■ FRAGMENTO SELECCIONADO:

★ ★ ★ ★ ★ ★ ★

Etiquetas

,

inteligencia-espiritual

Cuando una persona es creyente no renuncia a su racionalidad, sino que la trasciende, ya que “el acto supremo de la razón está en conocer que hay una infinidad de cosas que la sobrepasan” (B. Pascal, Pensamientos, 262). En el mismo momento en que la Inteligencia Racional (IR) reconoce sus límites, los sobrepasa y los supera.

En el libro del Éxodo se nos dice: “Moisés se aproximó a la nube donde estaba el Señor” (Ex 20, 21). Y también: “Moisés penetró en la nube y subió a la montaña” (Ex 24, 18). El símbolo de la nube le sirve a Dionisio Areopagita afirmar lo siguiente: “Entonces Moisés se libera de todas las cosas que se ven… y se adhiere al que es completamente impalpable e invisible… y capaz de conocer más allá de la inteligencia, no sabiendo nada” (Dionisio Areopagita, Teología mística I, 3 (PG 3, 1001).

★ ★ ★ ★ ★ ★ ★

■ DATOS MOSTRADOS:
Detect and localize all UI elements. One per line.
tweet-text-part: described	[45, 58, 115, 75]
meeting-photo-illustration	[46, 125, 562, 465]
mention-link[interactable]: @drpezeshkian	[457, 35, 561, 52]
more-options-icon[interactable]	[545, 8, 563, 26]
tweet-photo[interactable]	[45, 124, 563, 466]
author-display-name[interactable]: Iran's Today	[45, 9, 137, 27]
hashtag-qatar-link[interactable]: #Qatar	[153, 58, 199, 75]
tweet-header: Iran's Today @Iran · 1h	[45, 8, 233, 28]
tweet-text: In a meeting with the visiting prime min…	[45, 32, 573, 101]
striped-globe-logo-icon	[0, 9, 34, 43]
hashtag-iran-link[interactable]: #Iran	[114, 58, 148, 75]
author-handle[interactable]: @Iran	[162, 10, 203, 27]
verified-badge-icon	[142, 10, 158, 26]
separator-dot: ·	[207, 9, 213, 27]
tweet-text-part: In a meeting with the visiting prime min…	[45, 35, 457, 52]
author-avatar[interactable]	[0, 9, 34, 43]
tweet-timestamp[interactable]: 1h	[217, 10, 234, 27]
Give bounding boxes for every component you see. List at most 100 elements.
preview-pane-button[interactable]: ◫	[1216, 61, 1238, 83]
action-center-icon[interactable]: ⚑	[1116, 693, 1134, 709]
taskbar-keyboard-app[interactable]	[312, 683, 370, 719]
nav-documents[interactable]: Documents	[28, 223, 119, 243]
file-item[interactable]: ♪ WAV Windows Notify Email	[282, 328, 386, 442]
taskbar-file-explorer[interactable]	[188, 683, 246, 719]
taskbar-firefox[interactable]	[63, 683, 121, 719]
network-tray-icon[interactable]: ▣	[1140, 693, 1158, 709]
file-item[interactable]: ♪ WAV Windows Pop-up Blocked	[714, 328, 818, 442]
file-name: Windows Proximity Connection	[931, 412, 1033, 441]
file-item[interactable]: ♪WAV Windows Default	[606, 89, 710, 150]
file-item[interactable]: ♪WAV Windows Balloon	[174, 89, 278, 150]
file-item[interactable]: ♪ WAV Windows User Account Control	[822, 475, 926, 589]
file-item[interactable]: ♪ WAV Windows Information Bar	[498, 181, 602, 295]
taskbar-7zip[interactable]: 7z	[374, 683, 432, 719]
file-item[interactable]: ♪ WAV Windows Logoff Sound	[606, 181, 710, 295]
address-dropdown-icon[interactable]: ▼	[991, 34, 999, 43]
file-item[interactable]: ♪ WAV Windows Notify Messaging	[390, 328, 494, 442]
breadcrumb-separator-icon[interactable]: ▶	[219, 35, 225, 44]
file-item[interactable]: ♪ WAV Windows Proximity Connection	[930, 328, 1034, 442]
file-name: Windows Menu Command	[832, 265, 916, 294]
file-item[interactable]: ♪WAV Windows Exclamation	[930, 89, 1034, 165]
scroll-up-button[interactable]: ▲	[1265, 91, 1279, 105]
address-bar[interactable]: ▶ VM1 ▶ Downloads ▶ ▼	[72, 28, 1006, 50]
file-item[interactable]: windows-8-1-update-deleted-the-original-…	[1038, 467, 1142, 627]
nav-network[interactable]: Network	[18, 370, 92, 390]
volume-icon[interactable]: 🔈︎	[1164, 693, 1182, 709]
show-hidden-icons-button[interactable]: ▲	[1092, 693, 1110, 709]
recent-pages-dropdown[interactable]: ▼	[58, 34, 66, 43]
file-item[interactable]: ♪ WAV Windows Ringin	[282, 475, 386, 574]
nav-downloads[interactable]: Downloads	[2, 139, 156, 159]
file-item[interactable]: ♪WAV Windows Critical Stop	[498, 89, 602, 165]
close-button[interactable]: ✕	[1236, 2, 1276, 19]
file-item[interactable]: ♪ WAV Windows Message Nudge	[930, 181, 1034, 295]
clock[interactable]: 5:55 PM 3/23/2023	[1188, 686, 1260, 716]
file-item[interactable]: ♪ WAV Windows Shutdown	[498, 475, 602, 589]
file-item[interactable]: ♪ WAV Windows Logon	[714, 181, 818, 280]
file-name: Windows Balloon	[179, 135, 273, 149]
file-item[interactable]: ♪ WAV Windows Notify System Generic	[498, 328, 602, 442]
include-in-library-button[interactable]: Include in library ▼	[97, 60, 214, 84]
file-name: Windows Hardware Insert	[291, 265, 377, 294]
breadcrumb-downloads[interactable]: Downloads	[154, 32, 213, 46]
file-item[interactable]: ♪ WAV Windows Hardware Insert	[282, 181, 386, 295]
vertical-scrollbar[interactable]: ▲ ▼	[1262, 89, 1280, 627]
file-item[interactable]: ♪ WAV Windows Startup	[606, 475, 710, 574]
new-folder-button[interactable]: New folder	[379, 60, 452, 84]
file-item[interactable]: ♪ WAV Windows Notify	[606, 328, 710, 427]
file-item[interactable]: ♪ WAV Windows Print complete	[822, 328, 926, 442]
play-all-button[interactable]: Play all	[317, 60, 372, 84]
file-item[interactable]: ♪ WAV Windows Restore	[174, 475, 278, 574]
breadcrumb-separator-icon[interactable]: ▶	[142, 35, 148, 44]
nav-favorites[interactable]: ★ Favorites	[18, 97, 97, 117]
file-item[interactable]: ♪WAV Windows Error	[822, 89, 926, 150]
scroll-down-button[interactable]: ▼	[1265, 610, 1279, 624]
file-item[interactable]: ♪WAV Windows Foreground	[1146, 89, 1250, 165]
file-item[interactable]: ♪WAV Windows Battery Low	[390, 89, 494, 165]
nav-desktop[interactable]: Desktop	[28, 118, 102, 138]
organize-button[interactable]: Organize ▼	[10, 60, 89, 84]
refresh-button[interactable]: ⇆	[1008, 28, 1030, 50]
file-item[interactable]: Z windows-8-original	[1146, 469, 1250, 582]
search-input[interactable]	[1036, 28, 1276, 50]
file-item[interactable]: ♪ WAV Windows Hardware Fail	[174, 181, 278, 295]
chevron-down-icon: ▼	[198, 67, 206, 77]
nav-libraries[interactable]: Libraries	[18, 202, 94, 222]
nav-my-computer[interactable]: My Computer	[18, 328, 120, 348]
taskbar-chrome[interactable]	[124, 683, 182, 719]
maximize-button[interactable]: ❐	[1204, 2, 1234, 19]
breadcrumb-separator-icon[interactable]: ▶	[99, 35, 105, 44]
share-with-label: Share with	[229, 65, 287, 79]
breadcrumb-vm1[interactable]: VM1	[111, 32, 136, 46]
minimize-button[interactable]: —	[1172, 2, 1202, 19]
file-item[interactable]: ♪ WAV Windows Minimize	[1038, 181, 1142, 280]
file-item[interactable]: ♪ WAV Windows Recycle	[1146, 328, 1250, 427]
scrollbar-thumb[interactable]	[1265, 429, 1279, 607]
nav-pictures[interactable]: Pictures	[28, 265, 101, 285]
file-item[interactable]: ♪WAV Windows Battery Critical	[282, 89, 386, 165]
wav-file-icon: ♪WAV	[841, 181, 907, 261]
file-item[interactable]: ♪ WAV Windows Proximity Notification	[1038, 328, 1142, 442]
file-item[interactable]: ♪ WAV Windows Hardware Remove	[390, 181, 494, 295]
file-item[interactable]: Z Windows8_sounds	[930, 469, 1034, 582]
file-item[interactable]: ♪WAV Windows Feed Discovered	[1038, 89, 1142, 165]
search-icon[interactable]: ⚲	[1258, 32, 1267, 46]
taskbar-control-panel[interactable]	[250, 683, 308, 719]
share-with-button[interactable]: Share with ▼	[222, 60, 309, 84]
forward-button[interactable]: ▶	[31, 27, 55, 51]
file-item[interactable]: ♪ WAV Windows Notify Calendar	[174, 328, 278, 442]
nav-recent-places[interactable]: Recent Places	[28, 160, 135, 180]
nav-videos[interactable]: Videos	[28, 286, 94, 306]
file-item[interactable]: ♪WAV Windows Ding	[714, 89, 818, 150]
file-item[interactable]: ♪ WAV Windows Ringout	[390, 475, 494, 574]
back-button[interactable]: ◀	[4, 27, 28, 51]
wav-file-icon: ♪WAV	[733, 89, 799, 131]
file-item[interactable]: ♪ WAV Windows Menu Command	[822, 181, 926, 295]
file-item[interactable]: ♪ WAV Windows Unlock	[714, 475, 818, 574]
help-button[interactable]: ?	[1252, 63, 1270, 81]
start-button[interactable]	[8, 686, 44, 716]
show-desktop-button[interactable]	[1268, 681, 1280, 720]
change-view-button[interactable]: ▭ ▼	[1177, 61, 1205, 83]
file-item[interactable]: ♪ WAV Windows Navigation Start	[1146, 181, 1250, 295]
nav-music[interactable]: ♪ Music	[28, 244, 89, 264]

★ ★ ★ ★ ★ ★ ★

■ PREGUNTAS POR RESPONDER:
1. Resuma en dos oraciones el fragmento sobre la inteligencia espiritual.
2. Copie del fragmento seleccionado el pasaje que comienza con "En el libro" y sigue hasta "(PG 3, 1001).".
3. Prosiga el texto sobre la fe y la razón a partir del punto en que se detiene.

■ RESPUESTAS EN ORDEN:
1. El creyente no renuncia a su racionalidad, sino que la trasciende, porque la inteligencia racional supera sus límites en el momento mismo en que los reconoce. Dionisio Areopagita se sirve del símbolo de la nube del Éxodo para afirmar que Moisés se libera de todo lo visible, se adhiere a lo invisible y es capaz de conocer más allá de la inteligencia, no sabiendo nada.

2.
En el libro del Éxodo se nos dice: “Moisés se aproximó a la nube donde estaba el Señor” (Ex 20, 21). Y también: “Moisés penetró en la nube y subió a la montaña” (Ex 24, 18). El símbolo de la nube le sirve a Dionisio Areopagita afirmar lo siguiente: “Entonces Moisés se libera de todas las cosas que se ven… y se adhiere al que es completamente impalpable e invisible… y capaz de conocer más allá de la inteligencia, no sabiendo nada” (Dionisio Areopagita, Teología mística I, 3 (PG 3, 1001).

3.
El mundo de la fe es oscuro para quien lo mira desde fuera, pero es luminoso para quien lo vive desde dentro, ya que tiene una luminosidad especial del corazón más que de la mente, siguiendo aquello de que hay razones de la Inteligencia Emocional (IE) que la Inteligencia Racional (IR) no entiende.